Problem requirements ::
Copy the blog post from "Ahhh... but it" to "Anonymous said...", switching "sunshine" to "sunlight".

Text shown ::

I forgot to mention that the feeling in my fingers has finally returned (thank-goodness!) but the toes are still numb. At my six-month check-up, the doctor said it could take up to a year for the toes to get better. I am used to it now and it doesn't bother me so much (hopefully the same will be true of the boobs someday) but I do wish they would re-gain feeling. Isn't it amazing, that six months later, I am still feeling side effects from those damn chemo drugs?

Ahhh... but it is springtime. The sun is shining and the flowers are blooming. I put the top down yesterday and took a long drive out to the lake and soaked up as much vitamin D as I could. There is nothing like a good dose of sunshine to brighten my mood. I may be numb in several places, but I can still feel the sun and the wind on my face.

And it is glorious.



BTW - The title of this blog post, "I Am Not My Hair," is the title of a great song by India Arie. If you have a minute, check out this song and it's lyrics on Youtube:

http://www.youtube.com/watch?v=OZH6lKxA_q0

5 comments:

Anonymous said...

Study material ::
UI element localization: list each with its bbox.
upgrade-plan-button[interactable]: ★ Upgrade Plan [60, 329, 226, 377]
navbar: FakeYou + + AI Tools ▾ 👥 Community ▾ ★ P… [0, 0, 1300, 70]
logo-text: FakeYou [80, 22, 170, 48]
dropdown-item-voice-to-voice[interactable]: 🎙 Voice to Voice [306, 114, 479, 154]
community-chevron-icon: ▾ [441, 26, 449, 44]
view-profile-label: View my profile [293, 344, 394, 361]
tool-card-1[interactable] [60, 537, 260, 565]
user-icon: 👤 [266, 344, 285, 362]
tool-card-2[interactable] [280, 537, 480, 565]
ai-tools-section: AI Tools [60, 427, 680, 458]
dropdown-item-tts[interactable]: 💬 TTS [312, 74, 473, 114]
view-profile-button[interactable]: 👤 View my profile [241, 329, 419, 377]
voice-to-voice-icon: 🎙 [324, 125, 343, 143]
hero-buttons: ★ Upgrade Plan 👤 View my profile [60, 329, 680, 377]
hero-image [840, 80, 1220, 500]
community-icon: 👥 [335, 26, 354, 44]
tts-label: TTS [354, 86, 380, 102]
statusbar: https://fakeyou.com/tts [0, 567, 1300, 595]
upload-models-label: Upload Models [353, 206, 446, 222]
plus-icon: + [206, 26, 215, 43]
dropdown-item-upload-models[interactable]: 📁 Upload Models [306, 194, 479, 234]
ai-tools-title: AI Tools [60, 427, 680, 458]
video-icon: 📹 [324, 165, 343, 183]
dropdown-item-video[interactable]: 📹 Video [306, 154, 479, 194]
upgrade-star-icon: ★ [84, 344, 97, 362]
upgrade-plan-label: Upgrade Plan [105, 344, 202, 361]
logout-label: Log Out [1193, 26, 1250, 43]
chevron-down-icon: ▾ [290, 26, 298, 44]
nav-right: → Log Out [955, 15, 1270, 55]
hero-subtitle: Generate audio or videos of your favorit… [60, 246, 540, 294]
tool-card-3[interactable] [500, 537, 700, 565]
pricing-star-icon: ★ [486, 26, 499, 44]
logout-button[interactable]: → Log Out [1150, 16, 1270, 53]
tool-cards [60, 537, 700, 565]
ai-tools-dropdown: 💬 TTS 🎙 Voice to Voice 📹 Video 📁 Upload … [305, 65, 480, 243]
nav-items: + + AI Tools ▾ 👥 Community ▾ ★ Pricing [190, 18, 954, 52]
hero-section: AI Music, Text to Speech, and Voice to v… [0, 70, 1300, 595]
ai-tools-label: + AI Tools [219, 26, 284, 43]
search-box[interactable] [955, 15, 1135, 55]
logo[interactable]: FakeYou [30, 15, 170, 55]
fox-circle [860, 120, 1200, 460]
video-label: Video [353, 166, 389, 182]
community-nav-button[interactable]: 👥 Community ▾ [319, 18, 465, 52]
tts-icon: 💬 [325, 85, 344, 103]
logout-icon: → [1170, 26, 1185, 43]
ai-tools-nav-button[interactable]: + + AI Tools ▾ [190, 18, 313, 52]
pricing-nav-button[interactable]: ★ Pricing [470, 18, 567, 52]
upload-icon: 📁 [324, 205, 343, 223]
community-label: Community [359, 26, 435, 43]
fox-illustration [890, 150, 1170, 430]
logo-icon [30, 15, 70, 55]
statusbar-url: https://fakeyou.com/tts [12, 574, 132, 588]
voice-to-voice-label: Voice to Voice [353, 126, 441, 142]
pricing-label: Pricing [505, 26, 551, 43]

Written solution ::
Ahhh... but it is springtime. The sun is shining and the flowers are blooming. I put the top down yesterday and took a long drive out to the lake and soaked up as much vitamin D as I could. There is nothing like a good dose of sunlight to brighten my mood. I may be numb in several places, but I can still feel the sun and the wind on my face.

And it is glorious.



BTW - The title of this blog post, "I Am Not My Hair," is the title of a great song by India Arie. If you have a minute, check out this song and it's lyrics on Youtube:

http://www.youtube.com/watch?v=OZH6lKxA_q0

5 comments:

Anonymous said...